◆ **WHAT YOU HAVE TO DO**
Write out exactly the lines below that run from the line containing "Transcribe the text in this document." through the last line of the records.

◆ **ITEMS**
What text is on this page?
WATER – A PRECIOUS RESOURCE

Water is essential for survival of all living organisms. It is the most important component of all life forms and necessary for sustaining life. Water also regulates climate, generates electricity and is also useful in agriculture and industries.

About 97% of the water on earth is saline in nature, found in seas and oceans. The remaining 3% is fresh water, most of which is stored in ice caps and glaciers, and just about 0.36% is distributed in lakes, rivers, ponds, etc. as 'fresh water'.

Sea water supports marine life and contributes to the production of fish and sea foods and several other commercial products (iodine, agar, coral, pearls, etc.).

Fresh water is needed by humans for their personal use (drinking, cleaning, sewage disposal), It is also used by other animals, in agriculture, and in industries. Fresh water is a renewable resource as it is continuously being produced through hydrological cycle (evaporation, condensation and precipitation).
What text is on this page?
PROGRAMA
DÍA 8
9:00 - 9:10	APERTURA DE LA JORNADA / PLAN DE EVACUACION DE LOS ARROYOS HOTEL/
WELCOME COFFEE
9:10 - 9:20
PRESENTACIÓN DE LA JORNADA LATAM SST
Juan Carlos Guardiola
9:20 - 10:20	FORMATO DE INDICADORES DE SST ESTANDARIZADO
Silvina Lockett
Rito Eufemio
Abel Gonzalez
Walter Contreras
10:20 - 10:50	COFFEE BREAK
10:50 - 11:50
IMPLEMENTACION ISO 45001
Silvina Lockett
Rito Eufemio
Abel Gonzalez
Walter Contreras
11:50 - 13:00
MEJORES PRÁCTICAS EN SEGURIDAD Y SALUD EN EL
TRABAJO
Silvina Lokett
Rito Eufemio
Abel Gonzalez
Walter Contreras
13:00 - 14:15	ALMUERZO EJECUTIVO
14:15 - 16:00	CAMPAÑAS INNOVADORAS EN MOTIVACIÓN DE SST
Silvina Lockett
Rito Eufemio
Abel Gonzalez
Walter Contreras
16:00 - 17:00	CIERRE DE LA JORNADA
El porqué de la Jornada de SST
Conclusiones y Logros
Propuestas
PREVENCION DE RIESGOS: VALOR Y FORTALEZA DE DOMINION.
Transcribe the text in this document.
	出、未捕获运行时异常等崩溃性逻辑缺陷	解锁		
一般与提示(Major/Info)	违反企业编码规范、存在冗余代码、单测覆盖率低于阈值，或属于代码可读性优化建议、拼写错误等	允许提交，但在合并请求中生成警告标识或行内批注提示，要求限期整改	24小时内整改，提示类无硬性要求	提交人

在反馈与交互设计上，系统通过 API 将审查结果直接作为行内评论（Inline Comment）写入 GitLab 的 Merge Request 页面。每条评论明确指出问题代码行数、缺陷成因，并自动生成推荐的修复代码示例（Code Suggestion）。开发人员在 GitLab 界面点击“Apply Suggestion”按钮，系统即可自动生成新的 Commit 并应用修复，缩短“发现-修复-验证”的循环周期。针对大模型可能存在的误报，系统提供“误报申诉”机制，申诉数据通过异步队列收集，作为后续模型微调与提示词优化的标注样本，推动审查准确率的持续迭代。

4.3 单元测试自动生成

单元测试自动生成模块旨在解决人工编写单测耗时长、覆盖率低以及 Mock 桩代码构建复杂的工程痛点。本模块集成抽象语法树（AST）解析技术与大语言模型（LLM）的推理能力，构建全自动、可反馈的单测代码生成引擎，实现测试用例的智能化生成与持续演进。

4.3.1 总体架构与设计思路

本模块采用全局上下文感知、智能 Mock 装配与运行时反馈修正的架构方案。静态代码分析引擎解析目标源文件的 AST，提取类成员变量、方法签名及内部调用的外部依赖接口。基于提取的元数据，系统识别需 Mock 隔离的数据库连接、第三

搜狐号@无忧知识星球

◆ **RESPONSE TO THIS EXERCISE**
Transcribe the text in this document.
	出、未捕获运行时异常等崩溃性逻辑缺陷	解锁		
一般与提示(Major/Info)	违反企业编码规范、存在冗余代码、单测覆盖率低于阈值，或属于代码可读性优化建议、拼写错误等	允许提交，但在合并请求中生成警告标识或行内批注提示，要求限期整改	24小时内整改，提示类无硬性要求	提交人

在反馈与交互设计上，系统通过 API 将审查结果直接作为行内评论（Inline Comment）写入 GitLab 的 Merge Request 页面。每条评论明确指出问题代码行数、缺陷成因，并自动生成推荐的修复代码示例（Code Suggestion）。开发人员在 GitLab 界面点击“Apply Suggestion”按钮，系统即可自动生成新的 Commit 并应用修复，缩短“发现-修复-验证”的循环周期。针对大模型可能存在的误报，系统提供“误报申诉”机制，申诉数据通过异步队列收集，作为后续模型微调与提示词优化的标注样本，推动审查准确率的持续迭代。

4.3 单元测试自动生成

单元测试自动生成模块旨在解决人工编写单测耗时长、覆盖率低以及 Mock 桩代码构建复杂的工程痛点。本模块集成抽象语法树（AST）解析技术与大语言模型（LLM）的推理能力，构建全自动、可反馈的单测代码生成引擎，实现测试用例的智能化生成与持续演进。

4.3.1 总体架构与设计思路

本模块采用全局上下文感知、智能 Mock 装配与运行时反馈修正的架构方案。静态代码分析引擎解析目标源文件的 AST，提取类成员变量、方法签名及内部调用的外部依赖接口。基于提取的元数据，系统识别需 Mock 隔离的数据库连接、第三

搜狐号@无忧知识星球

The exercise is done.